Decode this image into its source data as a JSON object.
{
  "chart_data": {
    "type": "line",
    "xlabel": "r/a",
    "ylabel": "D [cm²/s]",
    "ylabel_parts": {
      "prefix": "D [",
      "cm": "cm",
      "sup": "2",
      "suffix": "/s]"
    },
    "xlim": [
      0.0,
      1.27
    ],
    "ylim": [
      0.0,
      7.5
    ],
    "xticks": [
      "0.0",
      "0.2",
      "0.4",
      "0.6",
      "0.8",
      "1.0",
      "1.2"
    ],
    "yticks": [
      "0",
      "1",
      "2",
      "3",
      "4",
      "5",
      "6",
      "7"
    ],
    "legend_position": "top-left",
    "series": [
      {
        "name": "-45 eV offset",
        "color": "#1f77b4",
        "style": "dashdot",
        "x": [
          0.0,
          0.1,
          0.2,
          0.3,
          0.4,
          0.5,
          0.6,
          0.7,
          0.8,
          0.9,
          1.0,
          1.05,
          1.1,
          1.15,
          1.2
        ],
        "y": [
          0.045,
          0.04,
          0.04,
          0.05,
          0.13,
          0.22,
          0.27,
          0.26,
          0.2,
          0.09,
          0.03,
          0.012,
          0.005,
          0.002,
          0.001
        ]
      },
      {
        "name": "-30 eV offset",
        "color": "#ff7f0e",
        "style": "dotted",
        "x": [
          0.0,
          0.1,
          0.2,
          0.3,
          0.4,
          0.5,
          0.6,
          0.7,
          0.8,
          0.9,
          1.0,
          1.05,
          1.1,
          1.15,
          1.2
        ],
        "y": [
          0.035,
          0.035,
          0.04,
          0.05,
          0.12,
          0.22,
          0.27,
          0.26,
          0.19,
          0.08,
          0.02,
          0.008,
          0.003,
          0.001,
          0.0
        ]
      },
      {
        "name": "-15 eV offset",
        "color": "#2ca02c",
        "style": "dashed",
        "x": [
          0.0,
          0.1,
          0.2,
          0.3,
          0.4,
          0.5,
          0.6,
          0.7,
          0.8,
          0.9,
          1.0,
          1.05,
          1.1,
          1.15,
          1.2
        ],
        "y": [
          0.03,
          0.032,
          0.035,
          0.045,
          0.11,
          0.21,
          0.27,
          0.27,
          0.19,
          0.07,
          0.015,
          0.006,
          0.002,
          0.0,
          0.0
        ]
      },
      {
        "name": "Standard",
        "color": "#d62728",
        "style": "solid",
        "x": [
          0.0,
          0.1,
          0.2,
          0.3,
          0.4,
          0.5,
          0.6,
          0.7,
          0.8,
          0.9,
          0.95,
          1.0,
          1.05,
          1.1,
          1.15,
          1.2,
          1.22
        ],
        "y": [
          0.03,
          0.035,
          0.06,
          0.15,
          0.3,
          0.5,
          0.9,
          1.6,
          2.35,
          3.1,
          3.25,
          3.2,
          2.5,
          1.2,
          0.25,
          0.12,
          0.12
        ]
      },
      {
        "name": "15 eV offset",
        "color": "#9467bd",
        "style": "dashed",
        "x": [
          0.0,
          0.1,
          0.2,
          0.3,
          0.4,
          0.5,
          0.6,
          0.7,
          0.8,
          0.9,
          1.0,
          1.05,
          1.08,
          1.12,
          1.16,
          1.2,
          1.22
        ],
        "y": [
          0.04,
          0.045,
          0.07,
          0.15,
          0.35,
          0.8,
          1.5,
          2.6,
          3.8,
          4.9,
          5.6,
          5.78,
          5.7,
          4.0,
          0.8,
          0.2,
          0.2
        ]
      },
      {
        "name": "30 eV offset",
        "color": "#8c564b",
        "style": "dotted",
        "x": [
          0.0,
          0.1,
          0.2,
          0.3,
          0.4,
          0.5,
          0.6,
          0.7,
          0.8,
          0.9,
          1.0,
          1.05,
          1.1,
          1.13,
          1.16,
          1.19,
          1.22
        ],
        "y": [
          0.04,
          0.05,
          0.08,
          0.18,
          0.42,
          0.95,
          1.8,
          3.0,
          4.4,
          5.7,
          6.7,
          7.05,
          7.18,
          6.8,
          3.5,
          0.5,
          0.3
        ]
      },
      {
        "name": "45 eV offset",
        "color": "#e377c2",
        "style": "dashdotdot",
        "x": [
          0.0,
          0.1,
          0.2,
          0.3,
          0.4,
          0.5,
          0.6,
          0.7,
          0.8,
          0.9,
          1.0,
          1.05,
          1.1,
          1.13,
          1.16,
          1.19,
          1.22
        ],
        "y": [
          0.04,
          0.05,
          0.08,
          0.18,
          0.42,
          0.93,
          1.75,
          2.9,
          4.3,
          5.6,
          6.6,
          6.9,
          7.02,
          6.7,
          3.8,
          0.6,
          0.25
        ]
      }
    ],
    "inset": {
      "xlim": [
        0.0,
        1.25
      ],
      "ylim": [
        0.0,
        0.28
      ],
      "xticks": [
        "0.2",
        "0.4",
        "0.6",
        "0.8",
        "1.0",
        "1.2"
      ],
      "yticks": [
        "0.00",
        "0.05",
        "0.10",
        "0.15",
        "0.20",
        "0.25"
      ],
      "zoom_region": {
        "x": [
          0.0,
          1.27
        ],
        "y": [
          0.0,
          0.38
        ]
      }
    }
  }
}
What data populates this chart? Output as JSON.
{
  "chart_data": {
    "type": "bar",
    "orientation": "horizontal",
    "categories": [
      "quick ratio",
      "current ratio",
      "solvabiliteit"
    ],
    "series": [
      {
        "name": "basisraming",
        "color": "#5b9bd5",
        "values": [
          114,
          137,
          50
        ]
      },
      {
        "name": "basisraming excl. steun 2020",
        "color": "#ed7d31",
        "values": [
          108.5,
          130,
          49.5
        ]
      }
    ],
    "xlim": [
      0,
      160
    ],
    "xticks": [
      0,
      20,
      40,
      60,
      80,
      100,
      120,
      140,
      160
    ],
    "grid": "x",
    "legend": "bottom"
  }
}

...

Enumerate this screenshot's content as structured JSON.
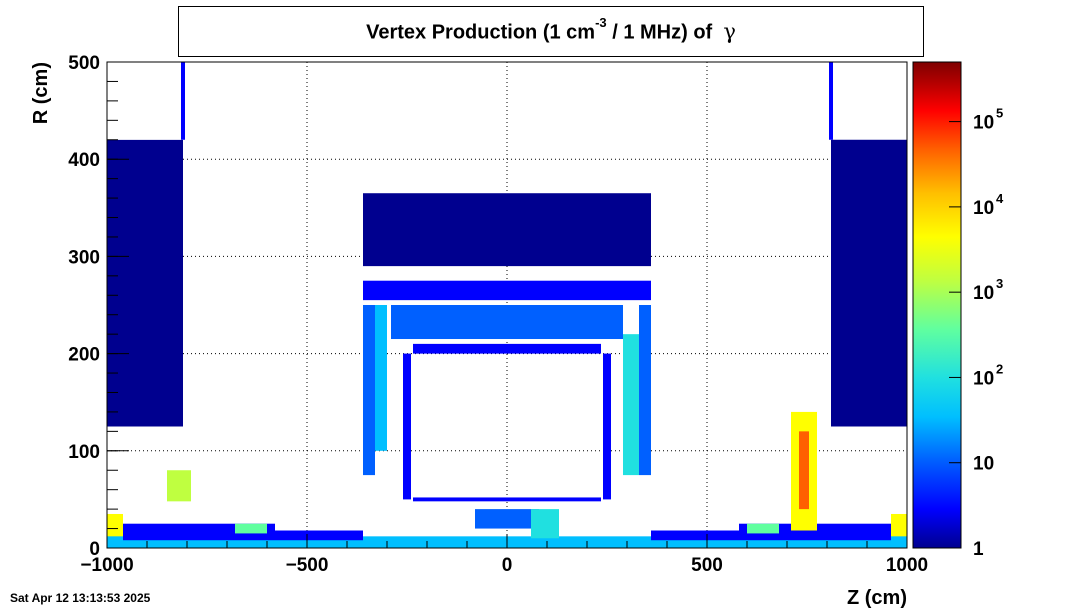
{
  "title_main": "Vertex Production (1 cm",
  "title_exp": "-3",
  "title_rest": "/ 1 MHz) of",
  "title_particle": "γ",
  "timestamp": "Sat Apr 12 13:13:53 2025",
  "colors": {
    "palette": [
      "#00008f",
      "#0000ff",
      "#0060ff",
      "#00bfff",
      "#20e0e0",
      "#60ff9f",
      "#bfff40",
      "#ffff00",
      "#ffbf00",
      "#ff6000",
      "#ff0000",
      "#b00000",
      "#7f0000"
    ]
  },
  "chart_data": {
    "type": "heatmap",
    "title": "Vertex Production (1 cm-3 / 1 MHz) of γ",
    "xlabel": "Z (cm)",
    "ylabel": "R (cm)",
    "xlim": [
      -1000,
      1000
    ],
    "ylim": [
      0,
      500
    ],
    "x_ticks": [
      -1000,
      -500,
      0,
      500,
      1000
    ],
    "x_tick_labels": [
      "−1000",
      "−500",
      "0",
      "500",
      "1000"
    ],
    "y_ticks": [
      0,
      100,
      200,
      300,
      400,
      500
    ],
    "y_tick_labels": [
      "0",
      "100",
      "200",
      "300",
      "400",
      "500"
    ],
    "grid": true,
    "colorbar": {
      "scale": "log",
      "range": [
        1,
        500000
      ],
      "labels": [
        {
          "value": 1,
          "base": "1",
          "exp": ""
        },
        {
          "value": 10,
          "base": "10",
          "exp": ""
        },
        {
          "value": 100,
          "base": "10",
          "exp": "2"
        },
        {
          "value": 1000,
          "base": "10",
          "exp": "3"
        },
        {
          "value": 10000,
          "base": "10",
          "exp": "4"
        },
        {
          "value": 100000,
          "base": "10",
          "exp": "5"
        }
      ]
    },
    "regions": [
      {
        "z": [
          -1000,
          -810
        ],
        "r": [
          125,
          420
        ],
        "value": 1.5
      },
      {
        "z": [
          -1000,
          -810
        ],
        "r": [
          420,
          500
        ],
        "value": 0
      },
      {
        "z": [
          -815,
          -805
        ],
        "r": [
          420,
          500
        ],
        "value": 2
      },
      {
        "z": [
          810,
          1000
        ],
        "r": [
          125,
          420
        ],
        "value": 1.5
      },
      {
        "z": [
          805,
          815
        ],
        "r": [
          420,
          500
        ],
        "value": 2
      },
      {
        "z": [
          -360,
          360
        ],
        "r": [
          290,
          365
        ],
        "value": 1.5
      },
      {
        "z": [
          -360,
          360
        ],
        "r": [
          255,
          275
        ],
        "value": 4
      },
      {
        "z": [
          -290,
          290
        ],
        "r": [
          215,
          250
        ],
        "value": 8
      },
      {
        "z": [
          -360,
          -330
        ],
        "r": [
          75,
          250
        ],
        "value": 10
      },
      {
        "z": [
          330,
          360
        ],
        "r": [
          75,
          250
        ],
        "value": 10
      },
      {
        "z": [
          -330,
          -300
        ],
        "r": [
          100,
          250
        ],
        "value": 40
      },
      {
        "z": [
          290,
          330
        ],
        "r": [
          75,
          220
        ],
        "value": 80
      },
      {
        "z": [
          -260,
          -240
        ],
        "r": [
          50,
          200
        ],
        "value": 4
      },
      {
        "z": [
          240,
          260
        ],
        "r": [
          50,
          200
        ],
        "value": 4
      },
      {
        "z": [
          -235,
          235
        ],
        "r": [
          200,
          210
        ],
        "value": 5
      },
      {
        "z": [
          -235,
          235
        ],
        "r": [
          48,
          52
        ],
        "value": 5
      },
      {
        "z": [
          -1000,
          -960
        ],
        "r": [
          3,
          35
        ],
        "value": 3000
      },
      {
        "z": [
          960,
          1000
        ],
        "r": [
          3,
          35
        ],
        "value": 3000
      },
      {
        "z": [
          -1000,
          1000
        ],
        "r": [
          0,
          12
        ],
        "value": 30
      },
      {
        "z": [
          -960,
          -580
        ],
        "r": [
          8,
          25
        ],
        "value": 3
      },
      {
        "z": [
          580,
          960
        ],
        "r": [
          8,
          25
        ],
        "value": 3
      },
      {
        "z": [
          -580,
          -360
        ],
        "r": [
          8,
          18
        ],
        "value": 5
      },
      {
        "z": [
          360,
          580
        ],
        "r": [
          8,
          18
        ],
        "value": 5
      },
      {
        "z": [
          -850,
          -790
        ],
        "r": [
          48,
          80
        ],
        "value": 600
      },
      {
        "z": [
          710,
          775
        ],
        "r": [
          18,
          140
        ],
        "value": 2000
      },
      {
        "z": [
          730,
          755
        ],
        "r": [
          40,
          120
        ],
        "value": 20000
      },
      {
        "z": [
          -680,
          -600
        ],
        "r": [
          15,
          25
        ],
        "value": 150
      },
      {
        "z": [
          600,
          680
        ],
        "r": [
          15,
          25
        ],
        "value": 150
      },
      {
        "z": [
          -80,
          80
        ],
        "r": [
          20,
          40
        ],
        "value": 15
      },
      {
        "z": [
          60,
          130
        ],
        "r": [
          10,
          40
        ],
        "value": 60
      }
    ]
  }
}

*What to work on*. Copy out each line of the data where the string "Production" appears.

*Exercise output*.
  "title_main": "Vertex Production (1 cm",
    "title": "Vertex Production (1 cm-3 / 1 MHz) of γ",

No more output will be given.